> Data for processing
· · ·

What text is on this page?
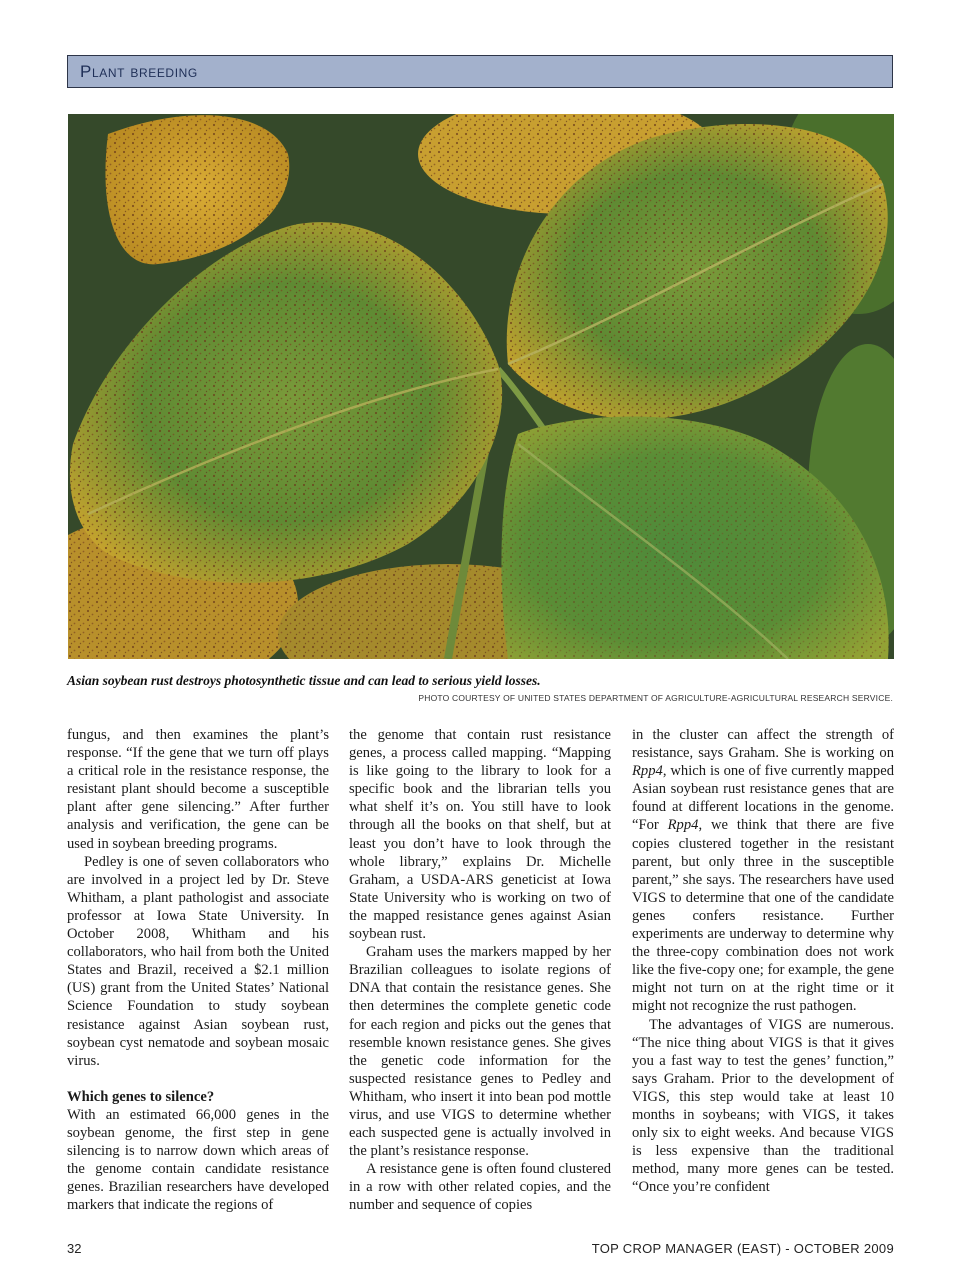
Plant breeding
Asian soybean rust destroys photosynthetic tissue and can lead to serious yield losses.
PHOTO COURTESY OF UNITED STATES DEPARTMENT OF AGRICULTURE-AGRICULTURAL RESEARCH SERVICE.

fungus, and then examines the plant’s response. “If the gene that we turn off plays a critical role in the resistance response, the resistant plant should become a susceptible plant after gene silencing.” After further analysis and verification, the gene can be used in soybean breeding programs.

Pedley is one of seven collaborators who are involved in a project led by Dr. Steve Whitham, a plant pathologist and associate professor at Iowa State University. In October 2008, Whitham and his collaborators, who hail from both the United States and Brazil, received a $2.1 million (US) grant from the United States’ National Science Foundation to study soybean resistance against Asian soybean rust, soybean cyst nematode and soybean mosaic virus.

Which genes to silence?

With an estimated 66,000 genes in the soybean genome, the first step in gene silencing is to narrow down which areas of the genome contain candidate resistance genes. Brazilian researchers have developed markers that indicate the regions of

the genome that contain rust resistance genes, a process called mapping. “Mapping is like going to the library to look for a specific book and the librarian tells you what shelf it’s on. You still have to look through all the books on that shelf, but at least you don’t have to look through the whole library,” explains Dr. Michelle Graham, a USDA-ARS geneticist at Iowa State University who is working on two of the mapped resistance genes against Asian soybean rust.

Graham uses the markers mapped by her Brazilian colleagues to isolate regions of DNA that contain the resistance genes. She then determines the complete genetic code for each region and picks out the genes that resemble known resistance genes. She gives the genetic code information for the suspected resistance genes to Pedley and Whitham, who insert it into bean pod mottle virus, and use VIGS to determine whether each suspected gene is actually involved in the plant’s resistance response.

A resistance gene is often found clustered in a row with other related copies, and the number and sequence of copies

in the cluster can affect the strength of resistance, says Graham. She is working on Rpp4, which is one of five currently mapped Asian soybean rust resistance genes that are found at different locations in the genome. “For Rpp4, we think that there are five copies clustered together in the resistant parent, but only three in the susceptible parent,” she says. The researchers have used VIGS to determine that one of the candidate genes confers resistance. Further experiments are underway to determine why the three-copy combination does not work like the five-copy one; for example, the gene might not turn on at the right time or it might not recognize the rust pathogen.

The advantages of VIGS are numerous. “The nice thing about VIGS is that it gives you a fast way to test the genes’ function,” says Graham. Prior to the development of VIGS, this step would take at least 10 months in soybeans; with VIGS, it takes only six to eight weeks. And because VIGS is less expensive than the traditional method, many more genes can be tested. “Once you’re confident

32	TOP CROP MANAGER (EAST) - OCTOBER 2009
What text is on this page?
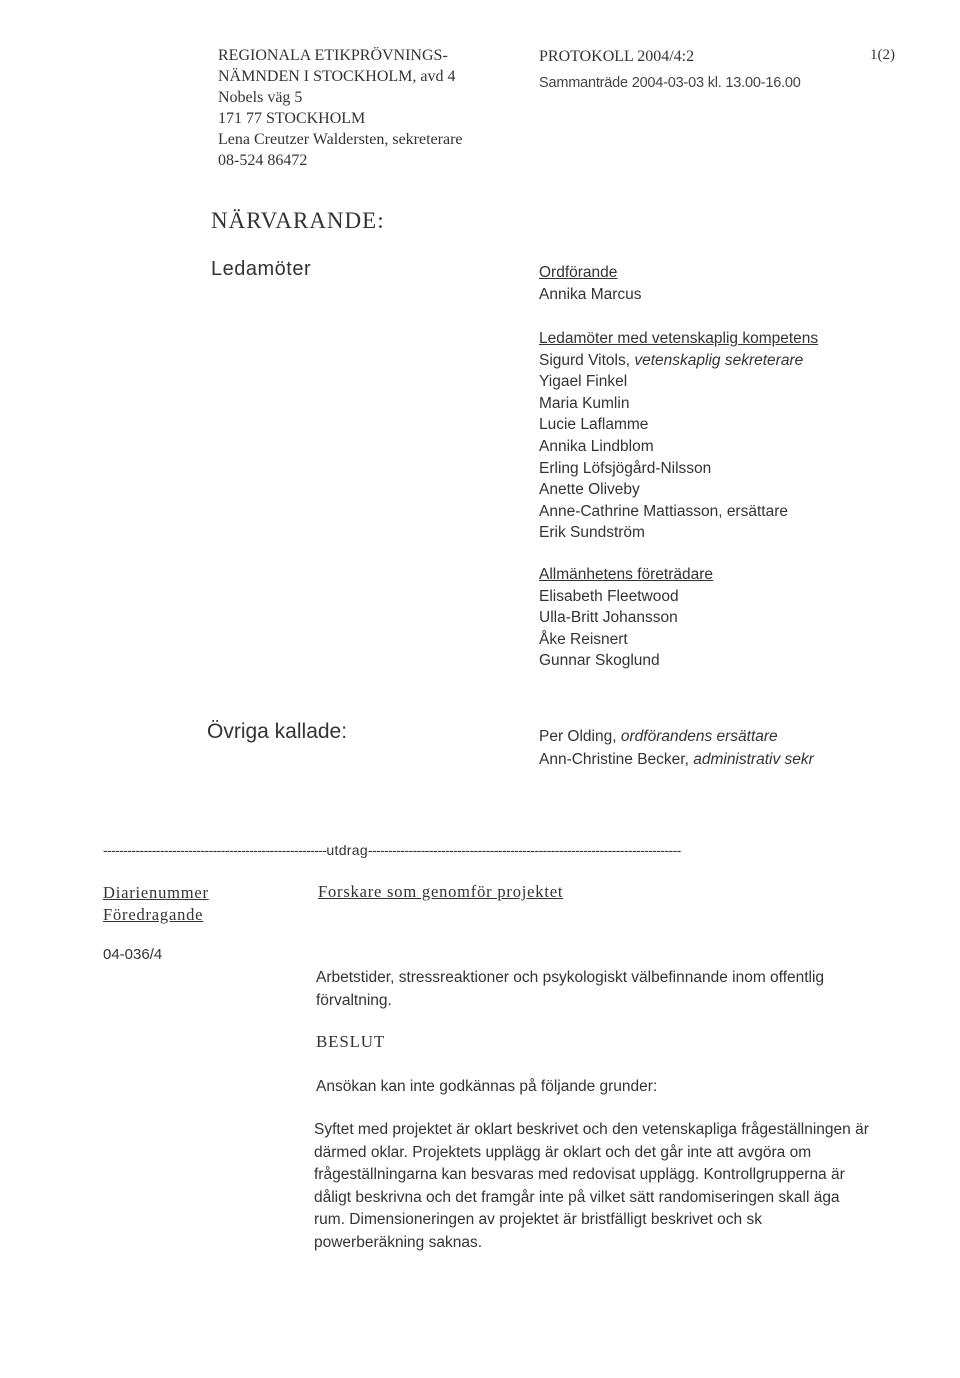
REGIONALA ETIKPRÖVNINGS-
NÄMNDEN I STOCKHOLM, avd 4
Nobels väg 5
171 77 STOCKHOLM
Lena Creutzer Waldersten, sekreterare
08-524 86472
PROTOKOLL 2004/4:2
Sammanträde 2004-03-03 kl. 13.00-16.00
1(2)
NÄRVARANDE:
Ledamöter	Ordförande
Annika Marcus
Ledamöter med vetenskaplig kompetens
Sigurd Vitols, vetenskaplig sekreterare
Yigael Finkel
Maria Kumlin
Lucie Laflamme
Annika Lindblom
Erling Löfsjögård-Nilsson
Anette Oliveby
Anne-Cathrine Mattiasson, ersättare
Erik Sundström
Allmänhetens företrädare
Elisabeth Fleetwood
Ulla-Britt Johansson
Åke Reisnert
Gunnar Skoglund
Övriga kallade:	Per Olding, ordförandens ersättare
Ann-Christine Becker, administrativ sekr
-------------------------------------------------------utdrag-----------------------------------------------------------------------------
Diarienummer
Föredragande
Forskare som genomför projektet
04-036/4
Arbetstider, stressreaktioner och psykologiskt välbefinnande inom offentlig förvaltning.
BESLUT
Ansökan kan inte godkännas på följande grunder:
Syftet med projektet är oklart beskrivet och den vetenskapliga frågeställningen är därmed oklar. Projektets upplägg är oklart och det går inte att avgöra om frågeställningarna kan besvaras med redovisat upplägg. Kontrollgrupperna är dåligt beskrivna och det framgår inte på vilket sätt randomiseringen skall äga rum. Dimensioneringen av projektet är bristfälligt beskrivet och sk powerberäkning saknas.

· · ·

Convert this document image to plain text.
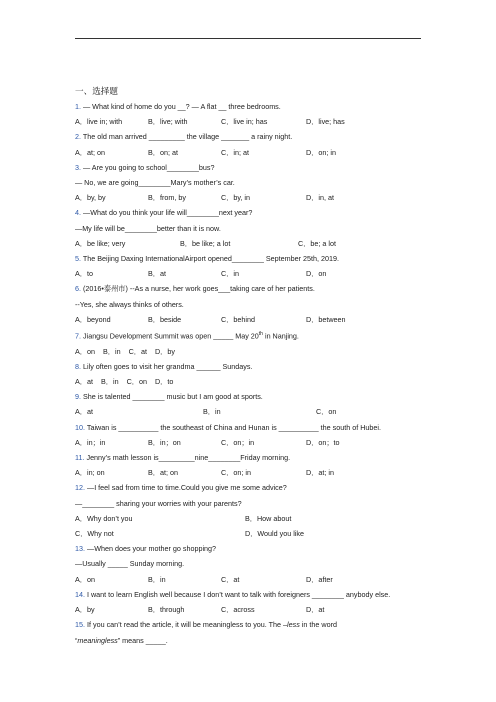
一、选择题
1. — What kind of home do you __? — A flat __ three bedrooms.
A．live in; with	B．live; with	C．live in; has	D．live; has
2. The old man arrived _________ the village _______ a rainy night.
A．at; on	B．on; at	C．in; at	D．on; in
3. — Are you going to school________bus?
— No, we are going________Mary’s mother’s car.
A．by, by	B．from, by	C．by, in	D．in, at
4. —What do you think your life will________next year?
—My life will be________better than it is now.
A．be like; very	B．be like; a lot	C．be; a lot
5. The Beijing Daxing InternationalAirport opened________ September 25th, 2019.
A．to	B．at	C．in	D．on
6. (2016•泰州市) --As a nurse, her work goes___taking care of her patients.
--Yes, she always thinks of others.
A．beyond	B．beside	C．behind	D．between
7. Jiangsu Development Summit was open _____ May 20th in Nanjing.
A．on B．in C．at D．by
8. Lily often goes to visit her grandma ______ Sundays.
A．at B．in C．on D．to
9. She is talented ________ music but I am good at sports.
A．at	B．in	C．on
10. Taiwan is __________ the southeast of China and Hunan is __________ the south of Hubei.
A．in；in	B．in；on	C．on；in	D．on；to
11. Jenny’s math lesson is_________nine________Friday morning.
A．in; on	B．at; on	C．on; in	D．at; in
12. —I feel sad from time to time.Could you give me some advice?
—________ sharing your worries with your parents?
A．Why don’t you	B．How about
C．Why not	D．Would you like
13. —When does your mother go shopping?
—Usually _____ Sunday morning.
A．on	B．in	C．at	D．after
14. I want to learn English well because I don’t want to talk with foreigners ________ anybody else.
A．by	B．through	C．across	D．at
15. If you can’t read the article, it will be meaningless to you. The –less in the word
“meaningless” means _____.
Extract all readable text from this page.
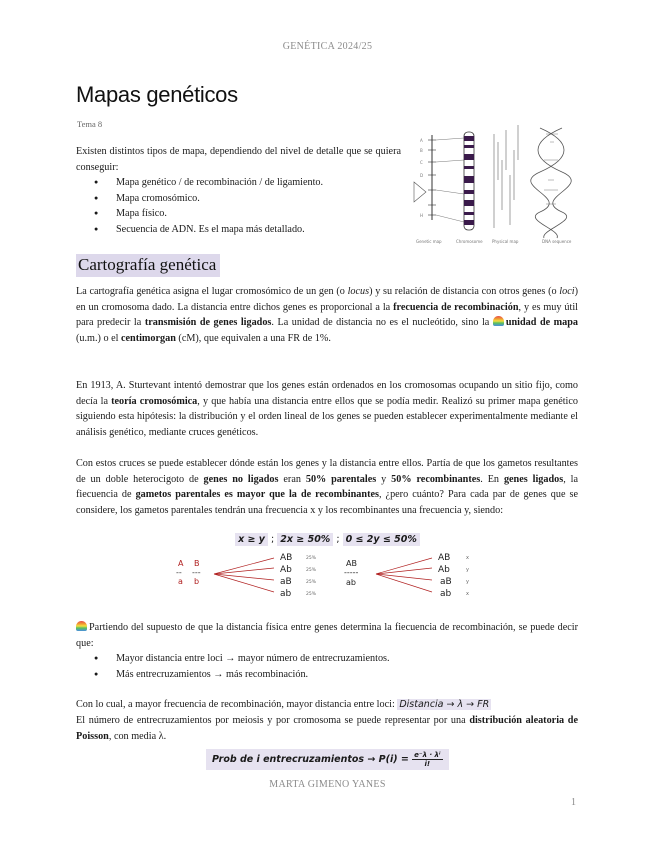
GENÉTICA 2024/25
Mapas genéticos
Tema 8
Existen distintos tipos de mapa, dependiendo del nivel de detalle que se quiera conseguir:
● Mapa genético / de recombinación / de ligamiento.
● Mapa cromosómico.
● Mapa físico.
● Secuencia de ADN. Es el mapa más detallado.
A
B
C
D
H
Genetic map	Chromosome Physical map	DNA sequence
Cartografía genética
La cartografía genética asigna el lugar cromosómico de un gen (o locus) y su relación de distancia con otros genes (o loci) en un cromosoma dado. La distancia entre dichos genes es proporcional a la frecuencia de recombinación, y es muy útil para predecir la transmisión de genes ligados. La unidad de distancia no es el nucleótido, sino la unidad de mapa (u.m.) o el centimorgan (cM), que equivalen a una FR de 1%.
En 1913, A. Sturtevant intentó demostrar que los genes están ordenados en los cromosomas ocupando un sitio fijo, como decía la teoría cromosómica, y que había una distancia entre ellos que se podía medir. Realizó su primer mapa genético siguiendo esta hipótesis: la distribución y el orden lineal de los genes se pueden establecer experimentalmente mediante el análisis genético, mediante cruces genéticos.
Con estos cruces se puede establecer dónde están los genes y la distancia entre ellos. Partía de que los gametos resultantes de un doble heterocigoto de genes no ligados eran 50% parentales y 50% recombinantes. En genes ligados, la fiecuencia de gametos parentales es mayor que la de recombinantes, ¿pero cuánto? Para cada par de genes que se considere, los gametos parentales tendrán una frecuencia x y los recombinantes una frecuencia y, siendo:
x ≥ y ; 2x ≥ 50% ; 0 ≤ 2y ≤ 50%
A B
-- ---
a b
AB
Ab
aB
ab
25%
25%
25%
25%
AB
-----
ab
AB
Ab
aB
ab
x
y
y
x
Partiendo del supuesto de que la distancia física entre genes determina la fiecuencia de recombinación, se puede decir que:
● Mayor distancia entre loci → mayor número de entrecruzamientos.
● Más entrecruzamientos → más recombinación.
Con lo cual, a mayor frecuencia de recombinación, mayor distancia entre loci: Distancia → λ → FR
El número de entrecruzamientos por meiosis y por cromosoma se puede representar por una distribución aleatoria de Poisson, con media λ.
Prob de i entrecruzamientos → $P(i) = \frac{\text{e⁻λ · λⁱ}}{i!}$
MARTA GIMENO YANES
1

· · ·

> Requirement
Write the number of lines in the data above that contain the word "your", and add nothing to it.

> Output for this task
3